⟨

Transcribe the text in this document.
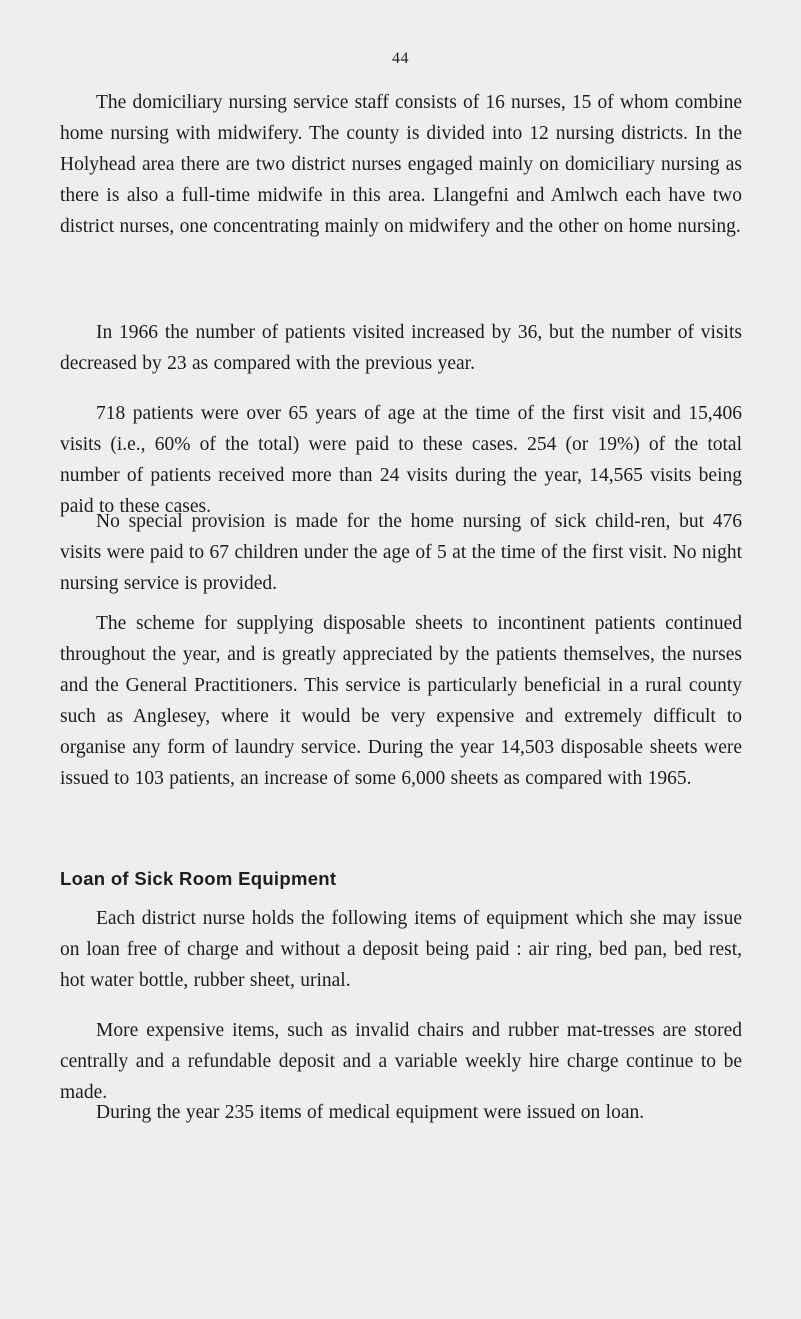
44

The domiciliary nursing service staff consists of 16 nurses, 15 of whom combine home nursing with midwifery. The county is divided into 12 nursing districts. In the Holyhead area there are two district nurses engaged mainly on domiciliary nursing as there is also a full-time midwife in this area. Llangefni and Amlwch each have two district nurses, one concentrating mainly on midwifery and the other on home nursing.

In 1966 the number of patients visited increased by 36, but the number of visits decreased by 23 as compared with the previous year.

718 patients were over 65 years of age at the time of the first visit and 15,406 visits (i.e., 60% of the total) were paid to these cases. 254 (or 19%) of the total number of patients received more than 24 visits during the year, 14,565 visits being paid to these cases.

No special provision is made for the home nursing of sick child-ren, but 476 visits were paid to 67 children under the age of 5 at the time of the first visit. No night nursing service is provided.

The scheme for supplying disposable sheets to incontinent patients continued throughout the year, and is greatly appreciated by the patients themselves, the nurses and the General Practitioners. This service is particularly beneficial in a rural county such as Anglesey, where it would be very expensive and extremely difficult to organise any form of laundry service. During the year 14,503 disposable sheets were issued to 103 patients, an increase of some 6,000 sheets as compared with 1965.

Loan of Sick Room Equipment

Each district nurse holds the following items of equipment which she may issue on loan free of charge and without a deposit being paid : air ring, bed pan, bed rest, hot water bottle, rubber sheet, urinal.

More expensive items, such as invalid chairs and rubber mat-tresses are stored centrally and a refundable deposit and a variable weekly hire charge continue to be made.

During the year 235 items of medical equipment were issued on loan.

⟩

All of the records above are to be printed exactly, with every picture omitted.

Transcribe the text in this document.
44

The domiciliary nursing service staff consists of 16 nurses, 15 of whom combine home nursing with midwifery. The county is divided into 12 nursing districts. In the Holyhead area there are two district nurses engaged mainly on domiciliary nursing as there is also a full-time midwife in this area. Llangefni and Amlwch each have two district nurses, one concentrating mainly on midwifery and the other on home nursing.

In 1966 the number of patients visited increased by 36, but the number of visits decreased by 23 as compared with the previous year.

718 patients were over 65 years of age at the time of the first visit and 15,406 visits (i.e., 60% of the total) were paid to these cases. 254 (or 19%) of the total number of patients received more than 24 visits during the year, 14,565 visits being paid to these cases.

No special provision is made for the home nursing of sick child-ren, but 476 visits were paid to 67 children under the age of 5 at the time of the first visit. No night nursing service is provided.

The scheme for supplying disposable sheets to incontinent patients continued throughout the year, and is greatly appreciated by the patients themselves, the nurses and the General Practitioners. This service is particularly beneficial in a rural county such as Anglesey, where it would be very expensive and extremely difficult to organise any form of laundry service. During the year 14,503 disposable sheets were issued to 103 patients, an increase of some 6,000 sheets as compared with 1965.

Loan of Sick Room Equipment

Each district nurse holds the following items of equipment which she may issue on loan free of charge and without a deposit being paid : air ring, bed pan, bed rest, hot water bottle, rubber sheet, urinal.

More expensive items, such as invalid chairs and rubber mat-tresses are stored centrally and a refundable deposit and a variable weekly hire charge continue to be made.

During the year 235 items of medical equipment were issued on loan.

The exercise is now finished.